Data excerpts
--- begin ---

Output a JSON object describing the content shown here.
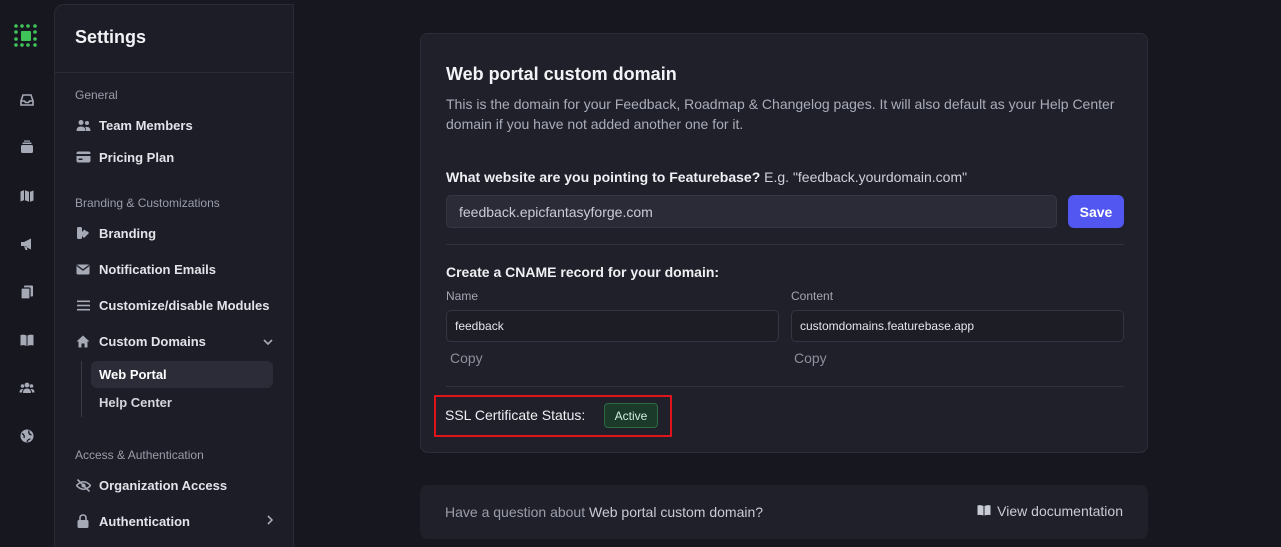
{
  "sidebar": {
    "title": "Settings",
    "sections": {
      "general": "General",
      "branding": "Branding & Customizations",
      "access": "Access & Authentication"
    },
    "items": {
      "team_members": "Team Members",
      "pricing_plan": "Pricing Plan",
      "branding": "Branding",
      "notification_emails": "Notification Emails",
      "customize_modules": "Customize/disable Modules",
      "custom_domains": "Custom Domains",
      "web_portal": "Web Portal",
      "help_center": "Help Center",
      "organization_access": "Organization Access",
      "authentication": "Authentication"
    }
  },
  "card": {
    "title": "Web portal custom domain",
    "description": "This is the domain for your Feedback, Roadmap & Changelog pages. It will also default as your Help Center domain if you have not added another one for it.",
    "question": "What website are you pointing to Featurebase?",
    "example": "E.g. \"feedback.yourdomain.com\"",
    "domain_value": "feedback.epicfantasyforge.com",
    "save_label": "Save",
    "cname_title": "Create a CNAME record for your domain:",
    "name_label": "Name",
    "content_label": "Content",
    "name_value": "feedback",
    "content_value": "customdomains.featurebase.app",
    "copy_label": "Copy",
    "ssl_label": "SSL Certificate Status:",
    "ssl_status": "Active"
  },
  "help": {
    "prefix": "Have a question about ",
    "topic": "Web portal custom domain?",
    "doc_link": "View documentation"
  },
  "colors": {
    "accent": "#5157f0",
    "highlight": "#e0141b",
    "badge_bg": "#1c3a2a"
  }
}
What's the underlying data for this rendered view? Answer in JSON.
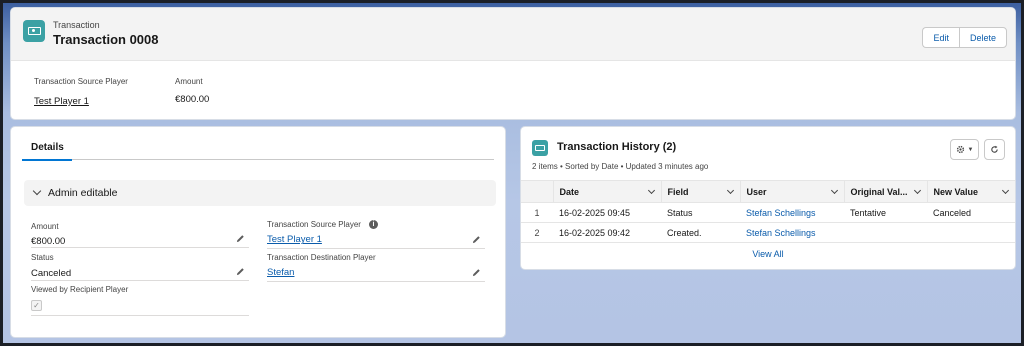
{
  "record": {
    "object_type": "Transaction",
    "title": "Transaction 0008",
    "actions": [
      "Edit",
      "Delete"
    ]
  },
  "highlights": [
    {
      "label": "Transaction Source Player",
      "value": "Test Player 1",
      "is_link": true
    },
    {
      "label": "Amount",
      "value": "€800.00",
      "is_link": false
    }
  ],
  "details": {
    "tab_label": "Details",
    "section_title": "Admin editable",
    "fields": {
      "amount": {
        "label": "Amount",
        "value": "€800.00"
      },
      "status": {
        "label": "Status",
        "value": "Canceled"
      },
      "viewed": {
        "label": "Viewed by Recipient Player",
        "checked": true
      },
      "source_player": {
        "label": "Transaction Source Player",
        "value": "Test Player 1"
      },
      "destination_player": {
        "label": "Transaction Destination Player",
        "value": "Stefan"
      }
    }
  },
  "history": {
    "title": "Transaction History (2)",
    "subtitle": "2 items • Sorted by Date • Updated 3 minutes ago",
    "columns": [
      "Date",
      "Field",
      "User",
      "Original Val...",
      "New Value"
    ],
    "rows": [
      {
        "num": "1",
        "date": "16-02-2025 09:45",
        "field": "Status",
        "user": "Stefan Schellings",
        "original": "Tentative",
        "new": "Canceled"
      },
      {
        "num": "2",
        "date": "16-02-2025 09:42",
        "field": "Created.",
        "user": "Stefan Schellings",
        "original": "",
        "new": ""
      }
    ],
    "view_all": "View All"
  },
  "colors": {
    "accent": "#0176d3",
    "link": "#0b5cab",
    "object_icon": "#3ba1a4"
  },
  "icons": {
    "object": "money-icon",
    "settings": "gear-icon",
    "refresh": "refresh-icon",
    "edit": "pencil-icon",
    "info": "info-icon"
  }
}
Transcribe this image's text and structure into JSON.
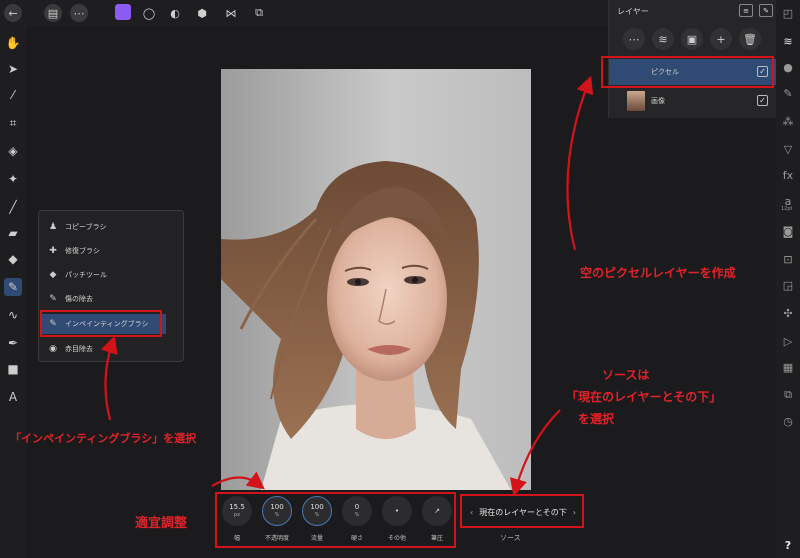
{
  "layers_panel": {
    "title": "レイヤー",
    "layers": [
      {
        "name": "ピクセル",
        "checked": true
      },
      {
        "name": "画像",
        "checked": true
      }
    ]
  },
  "popup_menu": {
    "items": [
      {
        "label": "コピーブラシ",
        "icon": "clone-brush-icon"
      },
      {
        "label": "修復ブラシ",
        "icon": "healing-brush-icon"
      },
      {
        "label": "パッチツール",
        "icon": "patch-tool-icon"
      },
      {
        "label": "傷の除去",
        "icon": "blemish-removal-icon"
      },
      {
        "label": "インペインティングブラシ",
        "icon": "inpainting-brush-icon",
        "selected": true
      },
      {
        "label": "赤目除去",
        "icon": "red-eye-icon"
      }
    ]
  },
  "context_toolbar": {
    "controls": [
      {
        "value": "15.5",
        "unit": "px",
        "label": "幅"
      },
      {
        "value": "100",
        "unit": "%",
        "label": "不透明度"
      },
      {
        "value": "100",
        "unit": "%",
        "label": "流量"
      },
      {
        "value": "0",
        "unit": "%",
        "label": "硬さ"
      },
      {
        "value": "•",
        "unit": "",
        "label": "その他"
      },
      {
        "value": "↗",
        "unit": "",
        "label": "筆圧"
      }
    ],
    "source": {
      "value": "現在のレイヤーとその下",
      "label": "ソース"
    }
  },
  "right_toolbar": {
    "font_size_label": "12pt"
  },
  "help_label": "?",
  "annotations": {
    "create_layer": "空のピクセルレイヤーを作成",
    "select_inpainting": "「インペインティングブラシ」を選択",
    "adjust": "適宜調整",
    "source_line1": "ソースは",
    "source_line2": "「現在のレイヤーとその下」",
    "source_line3": "を選択"
  },
  "colors": {
    "annotation_red": "#d3131a",
    "persona_purple": "#8a5cf5",
    "selection_blue": "#2f4a73"
  }
}
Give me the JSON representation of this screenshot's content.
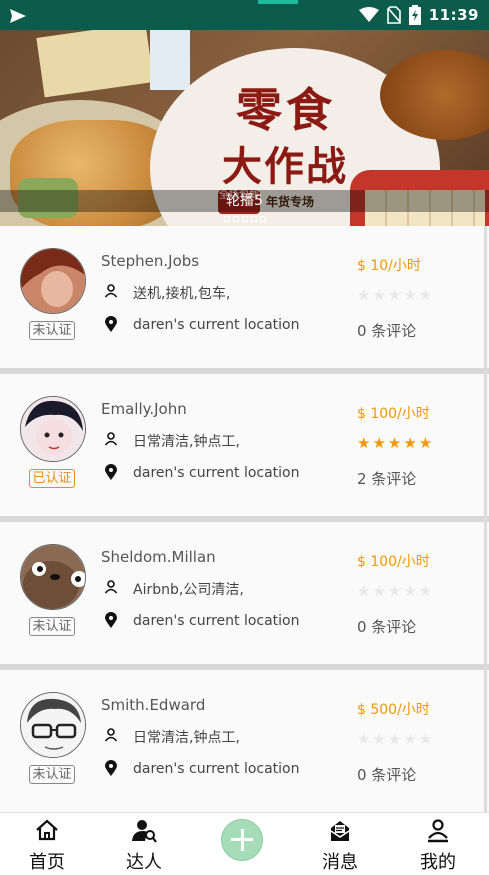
{
  "status_bar": {
    "time": "11:39",
    "icons": [
      "send-icon",
      "wifi-icon",
      "no-sim-icon",
      "battery-charging-icon"
    ]
  },
  "banner": {
    "title_line1": "零食",
    "title_line2": "大作战",
    "badge": "全场包邮",
    "subtitle": "年货专场",
    "caption": "轮播5",
    "dot_count": 5
  },
  "experts": [
    {
      "name": "Stephen.Jobs",
      "skills": "送机,接机,包车,",
      "location": "daren's current location",
      "price": "$ 10/小时",
      "rating": 0,
      "reviews": "0 条评论",
      "verify": "未认证",
      "verified": false
    },
    {
      "name": "Emally.John",
      "skills": "日常清洁,钟点工,",
      "location": "daren's current location",
      "price": "$ 100/小时",
      "rating": 4.5,
      "reviews": "2 条评论",
      "verify": "已认证",
      "verified": true
    },
    {
      "name": "Sheldom.Millan",
      "skills": "Airbnb,公司清洁,",
      "location": "daren's current location",
      "price": "$ 100/小时",
      "rating": 0,
      "reviews": "0 条评论",
      "verify": "未认证",
      "verified": false
    },
    {
      "name": "Smith.Edward",
      "skills": "日常清洁,钟点工,",
      "location": "daren's current location",
      "price": "$ 500/小时",
      "rating": 0,
      "reviews": "0 条评论",
      "verify": "未认证",
      "verified": false
    }
  ],
  "tabs": {
    "home": "首页",
    "experts": "达人",
    "messages": "消息",
    "mine": "我的"
  },
  "colors": {
    "status_bar": "#0b5c4d",
    "accent": "#f39800",
    "plus_button": "#a6dcb7"
  }
}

--- end ---

EXERCISE REQUIREMENTS -> In the listing, find all lines with the string "branding" and copy them.

FINISHED EXERCISE ->
      "branding": "Branding & Customizations",
      "branding": "Branding",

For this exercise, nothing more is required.